Do this - Give the number of lines that include the word "label", nothing more.

Recorded data -
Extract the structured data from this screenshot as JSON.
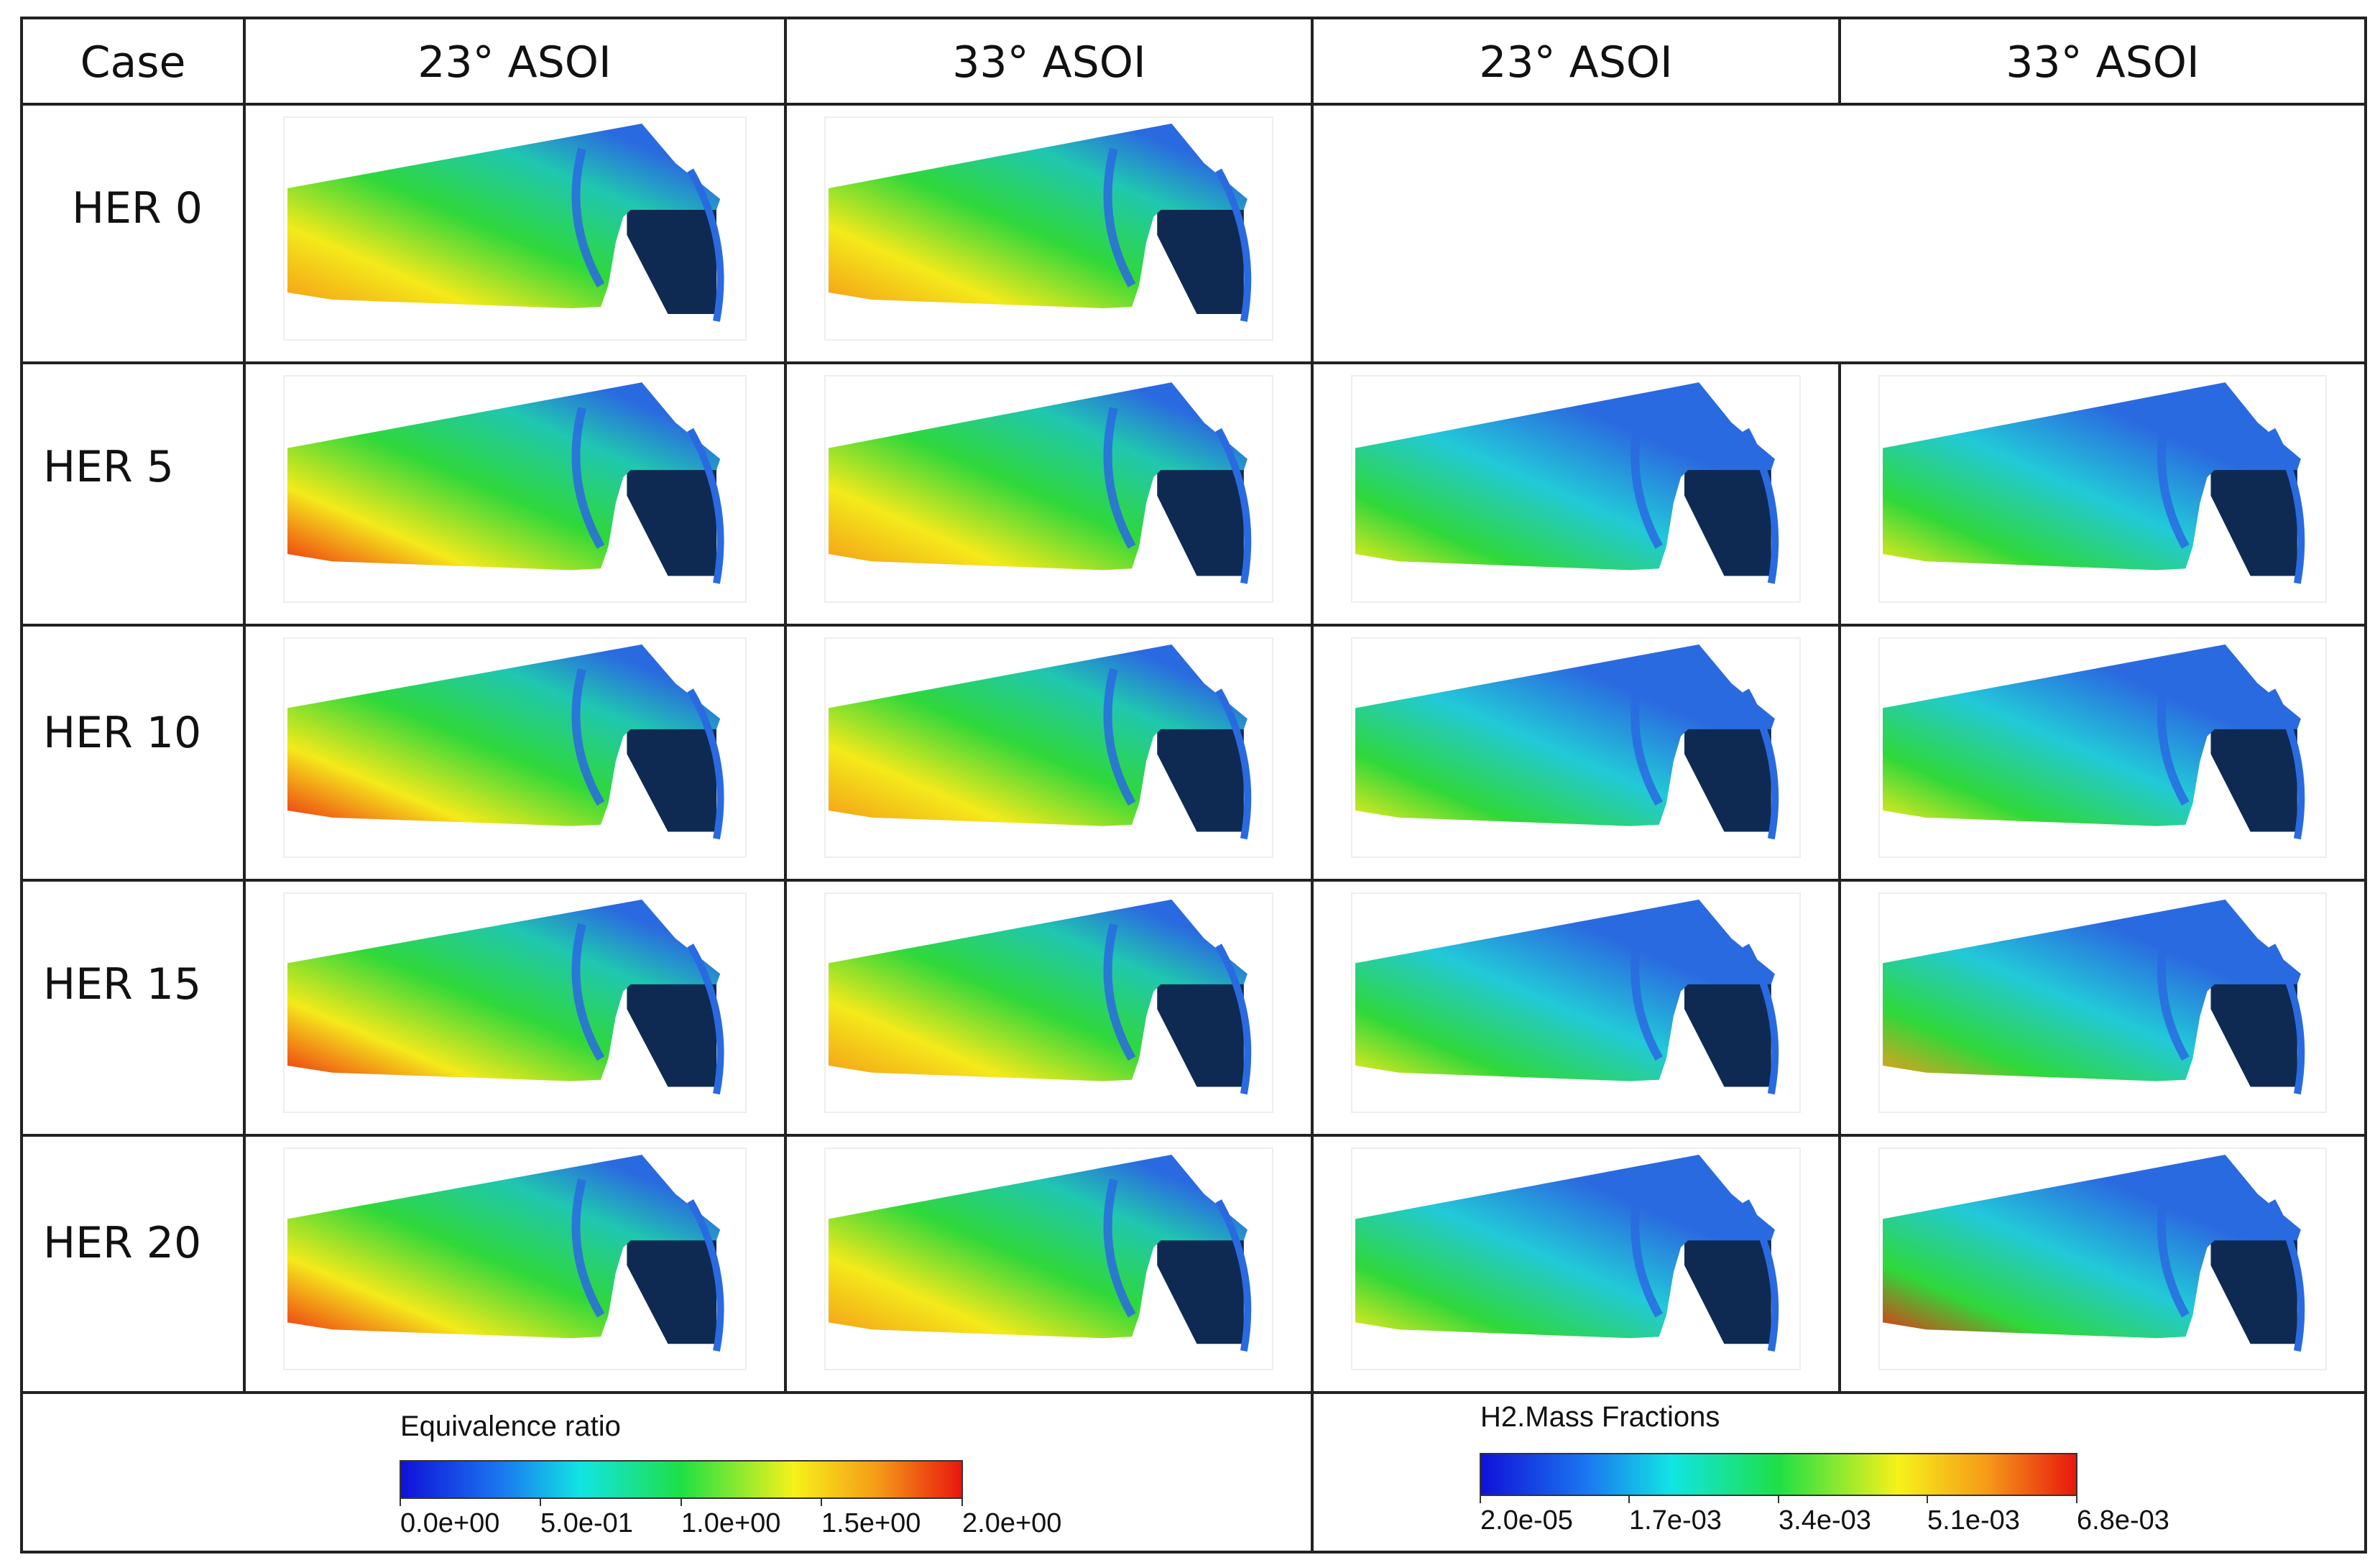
{
  "headers": [
    "Case",
    "23° ASOI",
    "33° ASOI",
    "23° ASOI",
    "33° ASOI"
  ],
  "rows": [
    {
      "label": "HER 0",
      "phi": [
        {
          "hot": 0.9
        },
        {
          "hot": 0.82
        }
      ],
      "h2": []
    },
    {
      "label": "HER 5",
      "phi": [
        {
          "hot": 0.95
        },
        {
          "hot": 0.85
        }
      ],
      "h2": [
        {
          "hot": 0.55
        },
        {
          "hot": 0.7
        }
      ]
    },
    {
      "label": "HER 10",
      "phi": [
        {
          "hot": 1.0
        },
        {
          "hot": 0.85
        }
      ],
      "h2": [
        {
          "hot": 0.62
        },
        {
          "hot": 0.78
        }
      ]
    },
    {
      "label": "HER 15",
      "phi": [
        {
          "hot": 1.0
        },
        {
          "hot": 0.85
        }
      ],
      "h2": [
        {
          "hot": 0.66
        },
        {
          "hot": 0.88
        }
      ]
    },
    {
      "label": "HER 20",
      "phi": [
        {
          "hot": 1.0
        },
        {
          "hot": 0.88
        }
      ],
      "h2": [
        {
          "hot": 0.75
        },
        {
          "hot": 1.0
        }
      ]
    }
  ],
  "legend_phi": {
    "title": "Equivalence ratio",
    "ticks": [
      "0.0e+00",
      "5.0e-01",
      "1.0e+00",
      "1.5e+00",
      "2.0e+00"
    ]
  },
  "legend_h2": {
    "title": "H2.Mass Fractions",
    "ticks": [
      "2.0e-05",
      "1.7e-03",
      "3.4e-03",
      "5.1e-03",
      "6.8e-03"
    ]
  },
  "colors": {
    "cold": "#2a6ae0",
    "mid_green": "#2fd83a",
    "yellow": "#f4ea1a",
    "orange": "#f59a18",
    "hot": "#ee2b12",
    "shadow": "#0f2a52",
    "grid": "#222222"
  }
}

Output for this task - 5